→ **Challenge**: Pull out every line in the data that has the string "values" in it.

### Items ###

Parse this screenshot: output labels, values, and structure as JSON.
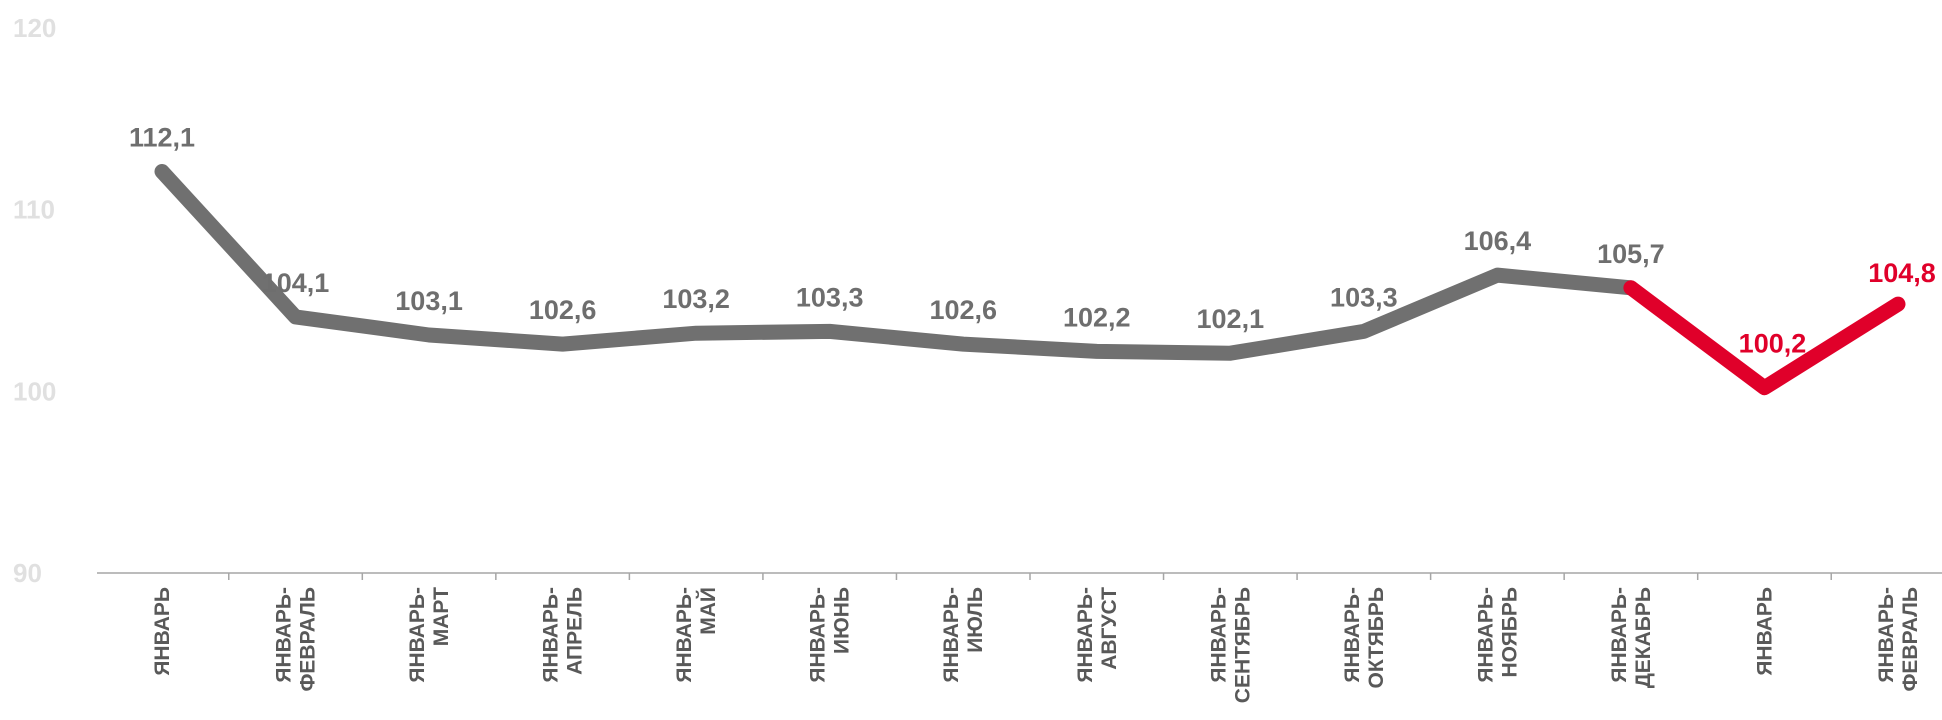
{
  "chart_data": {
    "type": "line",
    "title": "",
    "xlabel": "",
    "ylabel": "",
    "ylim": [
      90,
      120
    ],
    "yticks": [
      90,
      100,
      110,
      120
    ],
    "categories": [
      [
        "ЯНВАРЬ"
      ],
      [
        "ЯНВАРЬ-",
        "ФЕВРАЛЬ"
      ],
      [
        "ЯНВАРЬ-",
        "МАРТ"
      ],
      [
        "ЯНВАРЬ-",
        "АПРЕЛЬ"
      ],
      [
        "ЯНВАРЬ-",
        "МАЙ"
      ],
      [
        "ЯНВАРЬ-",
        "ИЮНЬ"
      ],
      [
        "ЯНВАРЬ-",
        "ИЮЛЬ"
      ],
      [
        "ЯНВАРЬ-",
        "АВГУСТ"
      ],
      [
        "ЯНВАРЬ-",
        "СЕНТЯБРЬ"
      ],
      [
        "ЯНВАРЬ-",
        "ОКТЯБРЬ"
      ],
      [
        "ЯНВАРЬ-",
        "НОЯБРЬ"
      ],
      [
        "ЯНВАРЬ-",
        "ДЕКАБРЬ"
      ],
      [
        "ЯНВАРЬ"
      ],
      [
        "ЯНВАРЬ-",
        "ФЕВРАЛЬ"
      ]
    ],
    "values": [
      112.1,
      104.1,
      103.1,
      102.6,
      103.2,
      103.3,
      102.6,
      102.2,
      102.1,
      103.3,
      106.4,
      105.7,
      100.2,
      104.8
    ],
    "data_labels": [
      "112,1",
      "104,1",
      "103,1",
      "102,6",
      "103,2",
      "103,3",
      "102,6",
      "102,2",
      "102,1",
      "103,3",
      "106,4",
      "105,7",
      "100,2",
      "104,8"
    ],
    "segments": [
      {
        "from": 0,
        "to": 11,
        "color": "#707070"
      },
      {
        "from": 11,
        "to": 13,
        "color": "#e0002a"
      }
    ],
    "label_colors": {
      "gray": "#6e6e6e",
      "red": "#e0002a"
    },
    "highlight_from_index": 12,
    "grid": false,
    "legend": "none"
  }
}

###
### Items ###

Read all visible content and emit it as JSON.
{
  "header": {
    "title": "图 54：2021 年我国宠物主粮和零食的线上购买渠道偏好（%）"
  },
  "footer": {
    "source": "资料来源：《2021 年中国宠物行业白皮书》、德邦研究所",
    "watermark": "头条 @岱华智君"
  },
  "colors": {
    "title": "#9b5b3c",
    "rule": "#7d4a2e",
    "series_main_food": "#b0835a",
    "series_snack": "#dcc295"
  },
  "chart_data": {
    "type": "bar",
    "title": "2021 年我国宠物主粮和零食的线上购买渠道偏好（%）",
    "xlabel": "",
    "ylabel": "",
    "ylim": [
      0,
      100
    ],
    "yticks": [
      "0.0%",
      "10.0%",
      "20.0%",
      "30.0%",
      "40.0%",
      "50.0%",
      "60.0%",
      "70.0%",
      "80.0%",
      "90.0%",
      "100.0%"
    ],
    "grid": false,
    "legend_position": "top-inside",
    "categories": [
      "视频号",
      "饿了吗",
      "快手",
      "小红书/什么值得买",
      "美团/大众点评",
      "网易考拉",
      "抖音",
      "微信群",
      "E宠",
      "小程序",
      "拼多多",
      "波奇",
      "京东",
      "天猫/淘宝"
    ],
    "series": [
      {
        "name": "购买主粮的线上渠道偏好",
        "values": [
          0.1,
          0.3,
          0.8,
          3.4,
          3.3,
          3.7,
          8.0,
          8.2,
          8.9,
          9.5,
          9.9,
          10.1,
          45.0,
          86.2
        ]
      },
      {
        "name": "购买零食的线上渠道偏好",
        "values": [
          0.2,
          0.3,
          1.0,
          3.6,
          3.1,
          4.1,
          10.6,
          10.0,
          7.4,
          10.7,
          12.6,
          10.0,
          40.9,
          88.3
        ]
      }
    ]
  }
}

###

→ **Answer for the task**:
Parse this screenshot: output labels, values, and structure as JSON.
    "values": [
        "values": [
        "values": [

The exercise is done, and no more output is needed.